##### Stored data
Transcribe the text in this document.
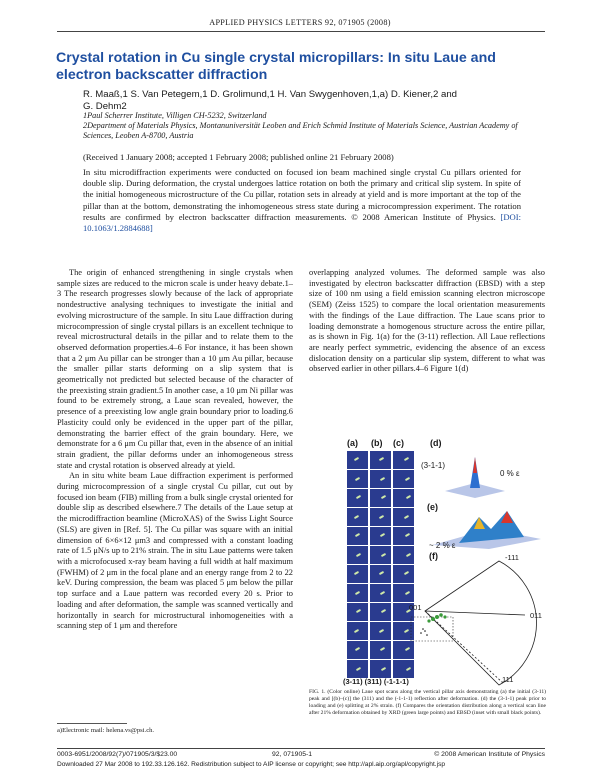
APPLIED PHYSICS LETTERS 92, 071905 (2008)
Crystal rotation in Cu single crystal micropillars: In situ Laue and electron backscatter diffraction
R. Maaß,1 S. Van Petegem,1 D. Grolimund,1 H. Van Swygenhoven,1,a) D. Kiener,2 and G. Dehm2

1Paul Scherrer Institute, Villigen CH-5232, Switzerland

2Department of Materials Physics, Montanuniversität Leoben and Erich Schmid Institute of Materials Science, Austrian Academy of Sciences, Leoben A-8700, Austria

(Received 1 January 2008; accepted 1 February 2008; published online 21 February 2008)
In situ microdiffraction experiments were conducted on focused ion beam machined single crystal Cu pillars oriented for double slip. During deformation, the crystal undergoes lattice rotation on both the primary and critical slip system. In spite of the initial homogeneous microstructure of the Cu pillar, rotation sets in already at yield and is more important at the top of the pillar than at the bottom, demonstrating the inhomogeneous stress state during a microcompression experiment. The rotation results are confirmed by electron backscatter diffraction measurements. © 2008 American Institute of Physics. [DOI: 10.1063/1.2884688]

The origin of enhanced strengthening in single crystals when sample sizes are reduced to the micron scale is under heavy debate.1–3 The research progresses slowly because of the lack of appropriate nondestructive analysing techniques to investigate the initial and evolving microstructure of the sample. In situ Laue diffraction during microcompression of single crystal pillars is an excellent technique to reveal microstructural details in the pillar and to relate them to the observed deformation properties.4–6 For instance, it has been shown that a 2 μm Au pillar can be stronger than a 10 μm Au pillar, because the smaller pillar starts deforming on a slip system that is geometrically not predicted but selected because of the character of the preexisting strain gradient.5 In another case, a 10 μm Ni pillar was found to be extremely strong, a Laue scan revealed, however, the presence of a preexisting low angle grain boundary prior to loading.6 Plasticity could only be evidenced in the upper part of the pillar, demonstrating the barrier effect of the grain boundary. Here, we demonstrate for a 6 μm Cu pillar that, even in the absence of an initial strain gradient, the pillar deforms under an inhomogeneous stress state and crystal rotation is observed already at yield.

An in situ white beam Laue diffraction experiment is performed during microcompression of a single crystal Cu pillar, cut out by focused ion beam (FIB) milling from a bulk single crystal oriented for double slip as described elsewhere.7 The details of the Laue setup at the microdiffraction beamline (MicroXAS) of the Swiss Light Source (SLS) are given in [Ref. 5]. The Cu pillar was square with an initial dimension of 6×6×12 μm3 and compressed with a constant loading rate of 1.5 μN/s up to 21% strain. The in situ Laue patterns were taken with a microfocused x-ray beam having a full width at half maximum (FWHM) of 2 μm in the focal plane and an energy range from 2 to 22 keV. During compression, the beam was placed 5 μm below the pillar top surface and a Laue pattern was recorded every 20 s. Prior to loading and after deformation, the sample was scanned vertically and horizontally in search for microstructural inhomogeneities with a scanning step of 1 μm and therefore

overlapping analyzed volumes. The deformed sample was also investigated by electron backscatter diffraction (EBSD) with a step size of 100 nm using a field emission scanning electron microscope (SEM) (Zeiss 1525) to compare the local orientation measurements with the findings of the Laue diffraction. The Laue scans prior to loading demonstrate a homogenous structure across the entire pillar, as is shown in Fig. 1(a) for the (3-11) reflection. All Laue reflections are nearly perfect symmetric, evidencing the absence of an excess dislocation density on a particular slip system, different to what was observed earlier in other pillars.4–6 Figure 1(d)

(a) (b) (c)	(d)
(3-1-1)
0 % ε
(e)	(3-1-1)
~ 2 % ε
(f)	-111
001
011
111
(3-11) (311) (-1-1-1)
FIG. 1. (Color online) Laue spot scans along the vertical pillar axis demonstrating (a) the initial (3-11) peak and [(b)–(c)] the (311) and the (-1-1-1) reflection after deformation. (d) the (3-1-1) peak prior to loading and (e) splitting at 2% strain. (f) Compares the orientation distribution along a vertical scan line after 21% deformation obtained by XRD (green large points) and EBSD (inset with small black points).
a)Electronic mail: helena.vs@psi.ch.
0003-6951/2008/92(7)/071905/3/$23.00	92, 071905-1	© 2008 American Institute of Physics
Downloaded 27 Mar 2008 to 192.33.126.162. Redistribution subject to AIP license or copyright; see http://apl.aip.org/apl/copyright.jsp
##########
_Direction_:
In how many lines of the data does the string "Institute" appear? Give only the number.

_Finished task_:
4